• _WRITTEN PROBLEM_: Count every line that has the word "의료광고". Give the number, without anything more.

• _RECORDS FOR THIS TASK_:
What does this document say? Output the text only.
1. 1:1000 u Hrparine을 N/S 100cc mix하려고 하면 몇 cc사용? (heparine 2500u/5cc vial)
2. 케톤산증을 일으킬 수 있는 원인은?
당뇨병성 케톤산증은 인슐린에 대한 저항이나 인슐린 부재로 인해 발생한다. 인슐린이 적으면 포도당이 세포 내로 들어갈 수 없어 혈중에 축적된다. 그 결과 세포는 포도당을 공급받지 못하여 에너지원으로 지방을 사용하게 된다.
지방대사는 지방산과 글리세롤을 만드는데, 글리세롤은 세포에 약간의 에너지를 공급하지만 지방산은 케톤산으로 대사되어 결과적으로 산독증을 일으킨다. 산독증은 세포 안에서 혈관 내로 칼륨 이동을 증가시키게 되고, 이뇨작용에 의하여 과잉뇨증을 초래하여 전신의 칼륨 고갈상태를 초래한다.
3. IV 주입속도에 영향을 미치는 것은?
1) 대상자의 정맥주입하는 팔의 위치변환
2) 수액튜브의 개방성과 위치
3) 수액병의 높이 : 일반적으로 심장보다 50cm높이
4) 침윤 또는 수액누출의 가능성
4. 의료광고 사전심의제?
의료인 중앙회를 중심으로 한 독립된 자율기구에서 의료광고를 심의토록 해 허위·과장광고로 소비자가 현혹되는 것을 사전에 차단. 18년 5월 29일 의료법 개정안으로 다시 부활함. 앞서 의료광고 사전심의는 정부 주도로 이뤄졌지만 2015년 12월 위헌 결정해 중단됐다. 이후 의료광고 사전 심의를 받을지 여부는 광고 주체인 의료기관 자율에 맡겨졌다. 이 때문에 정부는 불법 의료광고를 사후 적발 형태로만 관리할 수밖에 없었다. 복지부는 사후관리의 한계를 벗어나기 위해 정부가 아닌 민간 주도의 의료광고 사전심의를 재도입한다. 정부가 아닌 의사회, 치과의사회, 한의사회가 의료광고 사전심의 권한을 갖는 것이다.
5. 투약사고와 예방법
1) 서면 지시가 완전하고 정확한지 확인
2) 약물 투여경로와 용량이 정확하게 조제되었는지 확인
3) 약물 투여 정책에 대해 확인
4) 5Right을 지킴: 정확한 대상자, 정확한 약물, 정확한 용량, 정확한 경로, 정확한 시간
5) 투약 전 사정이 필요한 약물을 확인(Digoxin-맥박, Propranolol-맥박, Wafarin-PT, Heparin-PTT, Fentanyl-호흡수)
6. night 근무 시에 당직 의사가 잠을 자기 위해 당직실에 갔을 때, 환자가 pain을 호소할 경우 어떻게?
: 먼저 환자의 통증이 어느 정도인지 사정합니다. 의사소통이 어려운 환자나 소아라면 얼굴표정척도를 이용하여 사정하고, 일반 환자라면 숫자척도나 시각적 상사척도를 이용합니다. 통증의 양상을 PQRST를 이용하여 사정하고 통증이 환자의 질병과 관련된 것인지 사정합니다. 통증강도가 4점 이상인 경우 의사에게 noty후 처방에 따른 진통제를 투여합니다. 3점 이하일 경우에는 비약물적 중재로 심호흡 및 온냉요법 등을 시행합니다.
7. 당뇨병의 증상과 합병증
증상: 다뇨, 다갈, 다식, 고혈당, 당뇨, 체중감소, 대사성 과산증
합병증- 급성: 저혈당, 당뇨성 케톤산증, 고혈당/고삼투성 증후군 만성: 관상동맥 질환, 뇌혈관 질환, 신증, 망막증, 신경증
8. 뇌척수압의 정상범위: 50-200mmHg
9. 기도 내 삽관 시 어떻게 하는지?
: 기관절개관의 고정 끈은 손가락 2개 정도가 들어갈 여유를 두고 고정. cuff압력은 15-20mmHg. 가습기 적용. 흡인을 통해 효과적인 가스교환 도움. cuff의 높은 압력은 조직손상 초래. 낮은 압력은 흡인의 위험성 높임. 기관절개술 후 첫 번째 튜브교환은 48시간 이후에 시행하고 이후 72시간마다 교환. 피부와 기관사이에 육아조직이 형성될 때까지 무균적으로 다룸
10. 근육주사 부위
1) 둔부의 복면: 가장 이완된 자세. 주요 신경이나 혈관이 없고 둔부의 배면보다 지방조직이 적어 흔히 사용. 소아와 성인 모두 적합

• _ANSWER IN FULL_: 2